____ Records supplied

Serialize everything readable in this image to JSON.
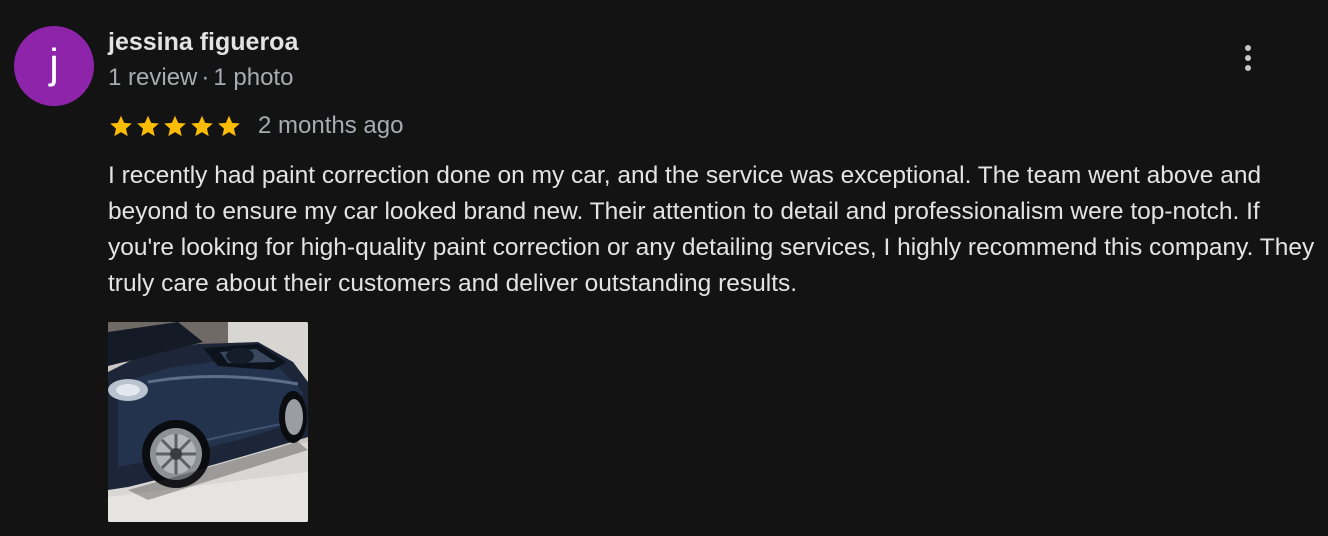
{
  "review": {
    "author": {
      "initial": "j",
      "name": "jessina figueroa",
      "review_count": "1 review",
      "separator": "·",
      "photo_count": "1 photo",
      "avatar_color": "#8e24aa"
    },
    "rating": 5,
    "time_ago": "2 months ago",
    "text": "I recently had paint correction done on my car, and the service was exceptional. The team went above and beyond to ensure my car looked brand new. Their attention to detail and professionalism were top-notch. If you're looking for high-quality paint correction or any detailing services, I highly recommend this company. They truly care about their customers and deliver outstanding results.",
    "photos": [
      {
        "subject": "dark blue car"
      }
    ],
    "more_options_icon": "more-vert-icon"
  },
  "colors": {
    "background": "#131314",
    "star": "#fbbc04",
    "text": "#e3e3e3",
    "secondary_text": "#a8abb0"
  }
}
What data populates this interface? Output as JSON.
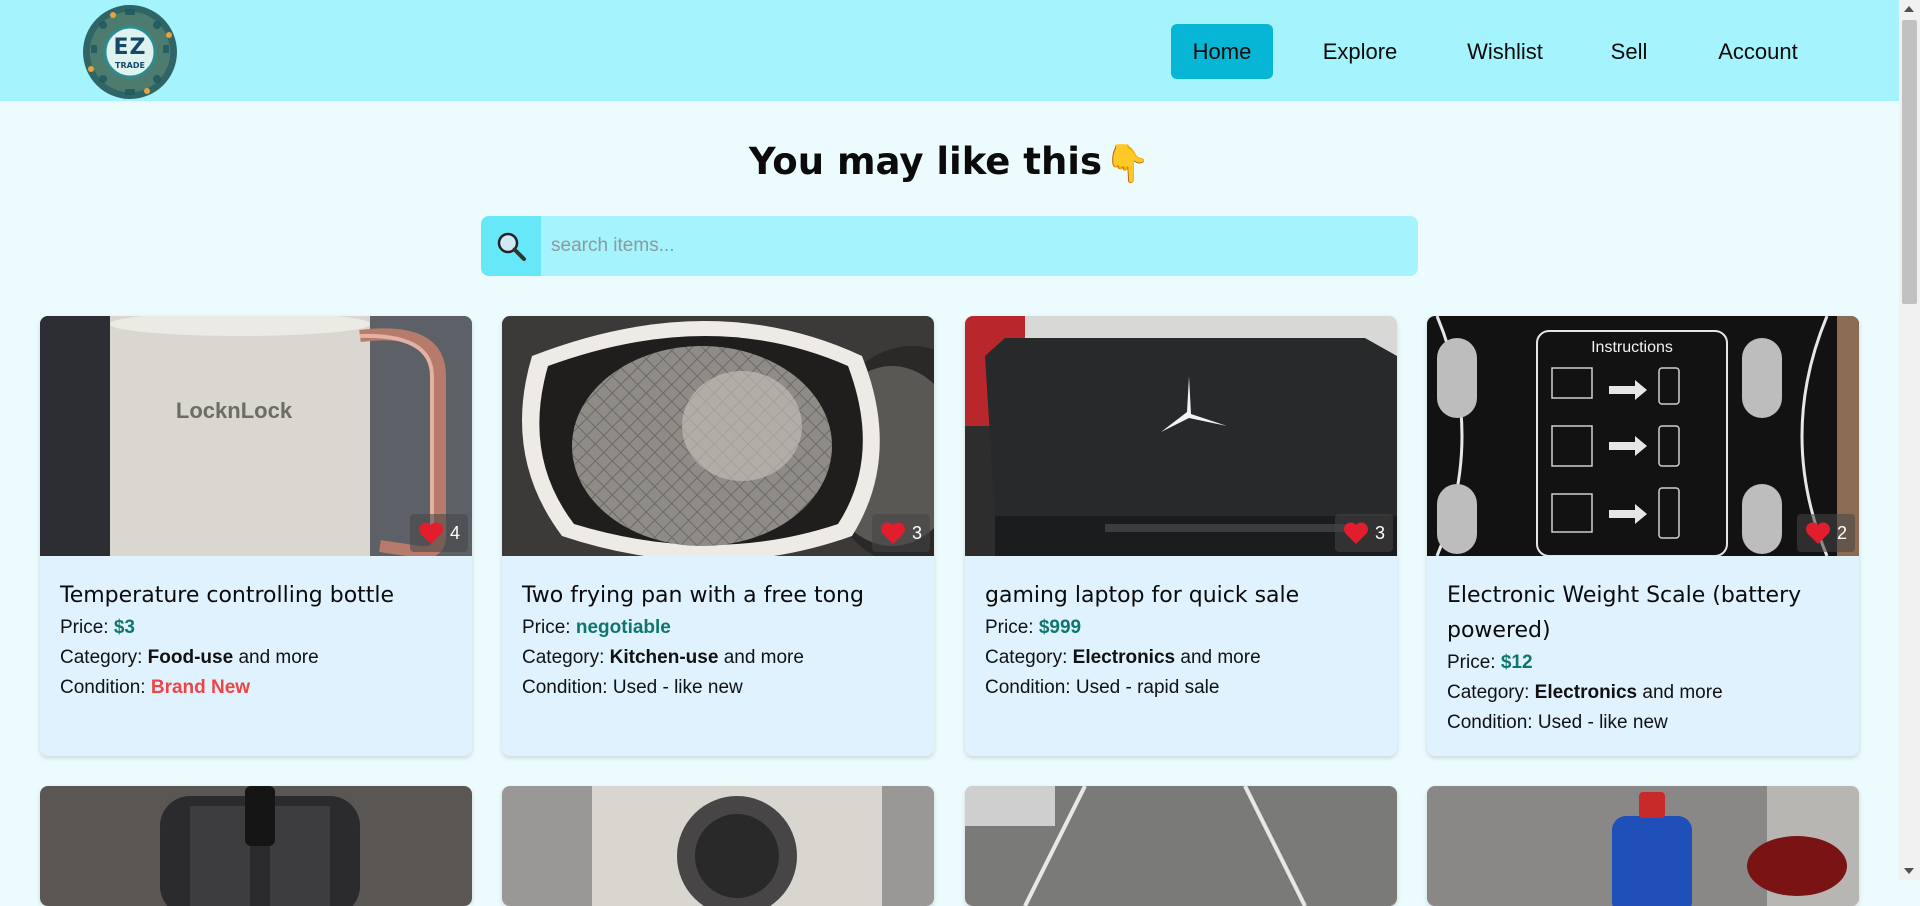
{
  "app": {
    "logo_text": "EZ",
    "logo_sub": "TRADE"
  },
  "nav": {
    "items": [
      {
        "label": "Home",
        "active": true
      },
      {
        "label": "Explore"
      },
      {
        "label": "Wishlist"
      },
      {
        "label": "Sell"
      },
      {
        "label": "Account"
      }
    ]
  },
  "main": {
    "heading": "You may like this",
    "heading_emoji": "👇",
    "search": {
      "placeholder": "search items...",
      "value": ""
    }
  },
  "listings": [
    {
      "title": "Temperature controlling bottle",
      "price_label": "Price:",
      "price": "$3",
      "category_label": "Category:",
      "category": "Food-use",
      "category_suffix": "and more",
      "condition_label": "Condition:",
      "condition": "Brand New",
      "likes": "4",
      "image": "mug-photo"
    },
    {
      "title": "Two frying pan with a free tong",
      "price_label": "Price:",
      "price": "negotiable",
      "category_label": "Category:",
      "category": "Kitchen-use",
      "category_suffix": "and more",
      "condition_label": "Condition:",
      "condition": "Used - like new",
      "likes": "3",
      "image": "frying-pan-photo"
    },
    {
      "title": "gaming laptop for quick sale",
      "price_label": "Price:",
      "price": "$999",
      "category_label": "Category:",
      "category": "Electronics",
      "category_suffix": "and more",
      "condition_label": "Condition:",
      "condition": "Used - rapid sale",
      "likes": "3",
      "image": "laptop-photo"
    },
    {
      "title": "Electronic Weight Scale (battery powered)",
      "price_label": "Price:",
      "price": "$12",
      "category_label": "Category:",
      "category": "Electronics",
      "category_suffix": "and more",
      "condition_label": "Condition:",
      "condition": "Used - like new",
      "likes": "2",
      "image": "weight-scale-photo",
      "scale_text": "Instructions"
    }
  ],
  "colors": {
    "navbar_bg": "#a5f3fc",
    "active_nav": "#06b6d4",
    "price": "#0f766e",
    "brand_new": "#ef4444",
    "card_bg": "#e0f2fe",
    "page_bg": "#ecfbfe"
  }
}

________

**Job:** Pick out the lines that include the word "frying" and write them out.

**Task result:**
      "title": "Two frying pan with a free tong",
      "image": "frying-pan-photo"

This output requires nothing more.